Stated problem: Every entry below must be repeated exactly; skip the pictures.

Figure dataset records
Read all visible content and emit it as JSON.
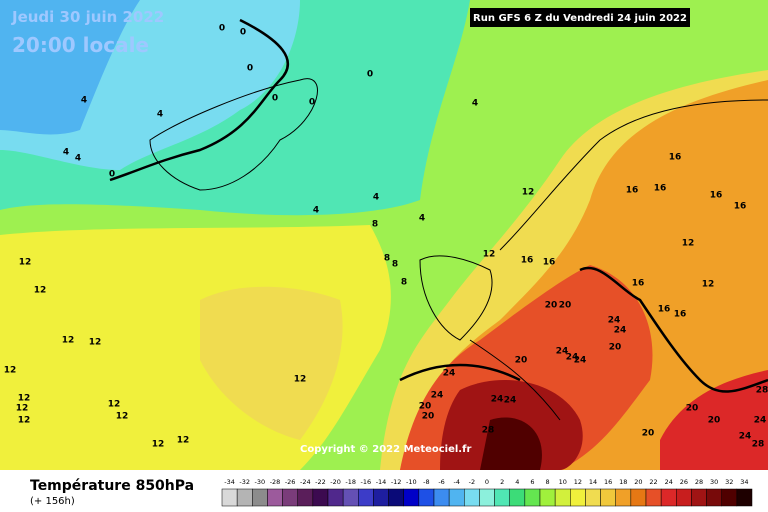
{
  "header": {
    "date": "Jeudi 30 juin 2022",
    "time": "20:00 locale",
    "run": "Run GFS 6 Z du Vendredi 24 juin 2022"
  },
  "copyright": "Copyright © 2022 Meteociel.fr",
  "footer": {
    "title": "Température 850hPa",
    "lead": "(+ 156h)"
  },
  "legend": {
    "values": [
      -34,
      -32,
      -30,
      -28,
      -26,
      -24,
      -22,
      -20,
      -18,
      -16,
      -14,
      -12,
      -10,
      -8,
      -6,
      -4,
      -2,
      0,
      2,
      4,
      6,
      8,
      10,
      12,
      14,
      16,
      18,
      20,
      22,
      24,
      26,
      28,
      30,
      32,
      34
    ],
    "colors": [
      "#d9d9d9",
      "#b4b4b4",
      "#8c8c8c",
      "#9c5a9c",
      "#7a3c7a",
      "#5a1e5a",
      "#3c0a50",
      "#50288c",
      "#6450b4",
      "#3c3cc8",
      "#1e1ea0",
      "#0a0a78",
      "#0000c8",
      "#1e50e6",
      "#3c8cf0",
      "#50b4f0",
      "#78dcf0",
      "#8cf0dc",
      "#50e6b4",
      "#3cdc78",
      "#64e650",
      "#a0f03c",
      "#d2f03c",
      "#f0f03c",
      "#f0dc50",
      "#f0c83c",
      "#f0a028",
      "#e67814",
      "#e65028",
      "#dc2828",
      "#c81e1e",
      "#a01414",
      "#780a0a",
      "#500000",
      "#1e0000"
    ]
  },
  "map": {
    "labels": [
      0,
      0,
      0,
      0,
      0,
      0,
      4,
      4,
      4,
      4,
      4,
      4,
      4,
      4,
      0,
      8,
      8,
      8,
      8,
      12,
      12,
      12,
      12,
      12,
      12,
      12,
      12,
      12,
      12,
      12,
      12,
      12,
      12,
      12,
      12,
      12,
      16,
      16,
      16,
      16,
      16,
      16,
      16,
      16,
      16,
      16,
      20,
      20,
      20,
      20,
      20,
      20,
      20,
      20,
      20,
      24,
      24,
      24,
      24,
      24,
      24,
      24,
      24,
      24,
      24,
      24,
      28,
      28,
      28
    ]
  }
}
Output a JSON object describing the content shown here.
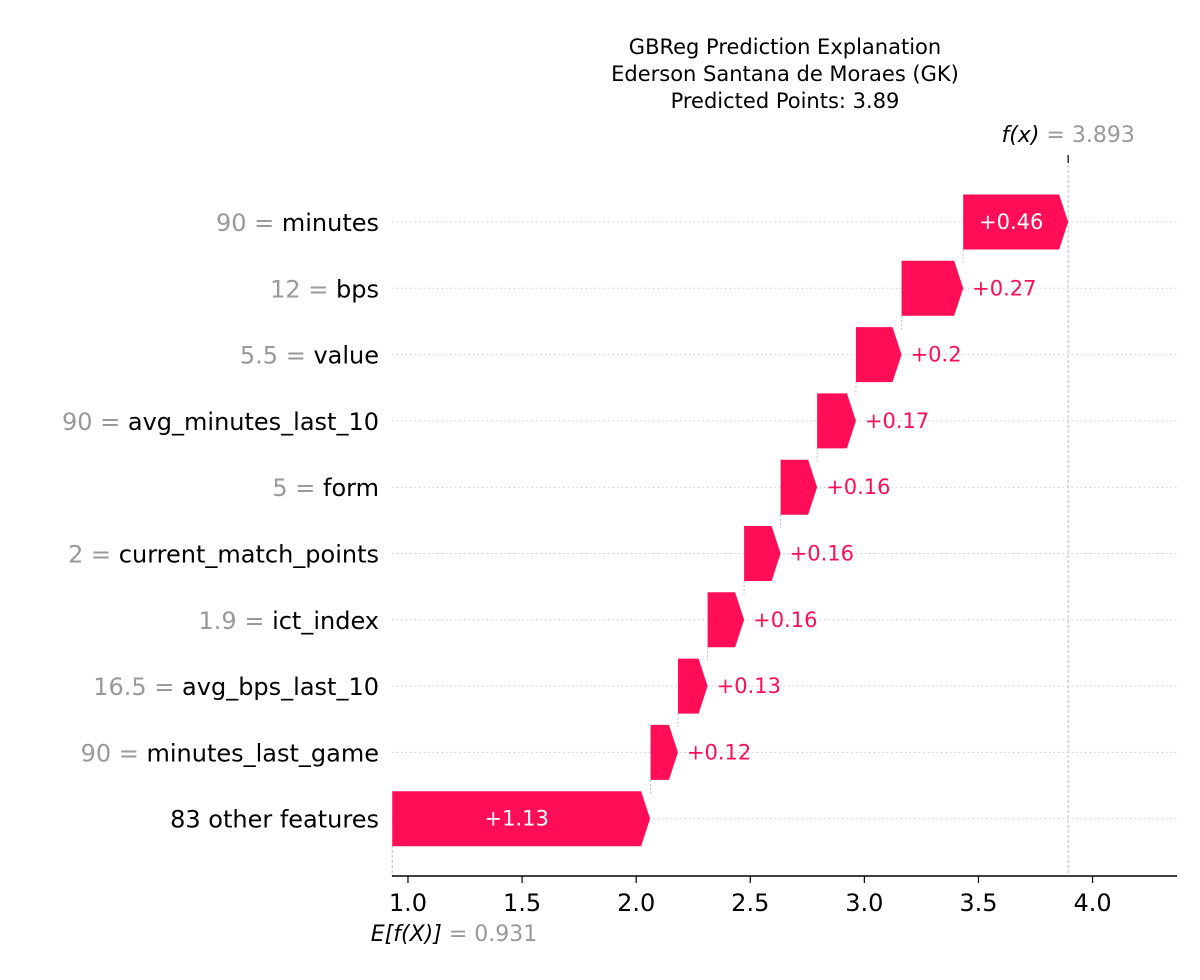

Solution to this task:
Read all visible content and emit it as JSON.
{
  "header": {
    "date": "Jeudi 30 juin 2022",
    "time": "20:00 locale",
    "run": "Run GFS 6 Z du Vendredi 24 juin 2022"
  },
  "copyright": "Copyright © 2022 Meteociel.fr",
  "footer": {
    "title": "Température 850hPa",
    "lead": "(+ 156h)"
  },
  "legend": {
    "values": [
      -34,
      -32,
      -30,
      -28,
      -26,
      -24,
      -22,
      -20,
      -18,
      -16,
      -14,
      -12,
      -10,
      -8,
      -6,
      -4,
      -2,
      0,
      2,
      4,
      6,
      8,
      10,
      12,
      14,
      16,
      18,
      20,
      22,
      24,
      26,
      28,
      30,
      32,
      34
    ],
    "colors": [
      "#d9d9d9",
      "#b4b4b4",
      "#8c8c8c",
      "#9c5a9c",
      "#7a3c7a",
      "#5a1e5a",
      "#3c0a50",
      "#50288c",
      "#6450b4",
      "#3c3cc8",
      "#1e1ea0",
      "#0a0a78",
      "#0000c8",
      "#1e50e6",
      "#3c8cf0",
      "#50b4f0",
      "#78dcf0",
      "#8cf0dc",
      "#50e6b4",
      "#3cdc78",
      "#64e650",
      "#a0f03c",
      "#d2f03c",
      "#f0f03c",
      "#f0dc50",
      "#f0c83c",
      "#f0a028",
      "#e67814",
      "#e65028",
      "#dc2828",
      "#c81e1e",
      "#a01414",
      "#780a0a",
      "#500000",
      "#1e0000"
    ]
  },
  "map": {
    "labels": [
      0,
      0,
      0,
      0,
      0,
      0,
      4,
      4,
      4,
      4,
      4,
      4,
      4,
      4,
      0,
      8,
      8,
      8,
      8,
      12,
      12,
      12,
      12,
      12,
      12,
      12,
      12,
      12,
      12,
      12,
      12,
      12,
      12,
      12,
      12,
      12,
      16,
      16,
      16,
      16,
      16,
      16,
      16,
      16,
      16,
      16,
      20,
      20,
      20,
      20,
      20,
      20,
      20,
      20,
      20,
      24,
      24,
      24,
      24,
      24,
      24,
      24,
      24,
      24,
      24,
      24,
      28,
      28,
      28
    ]
  }
}
Output a JSON object describing the content shown here.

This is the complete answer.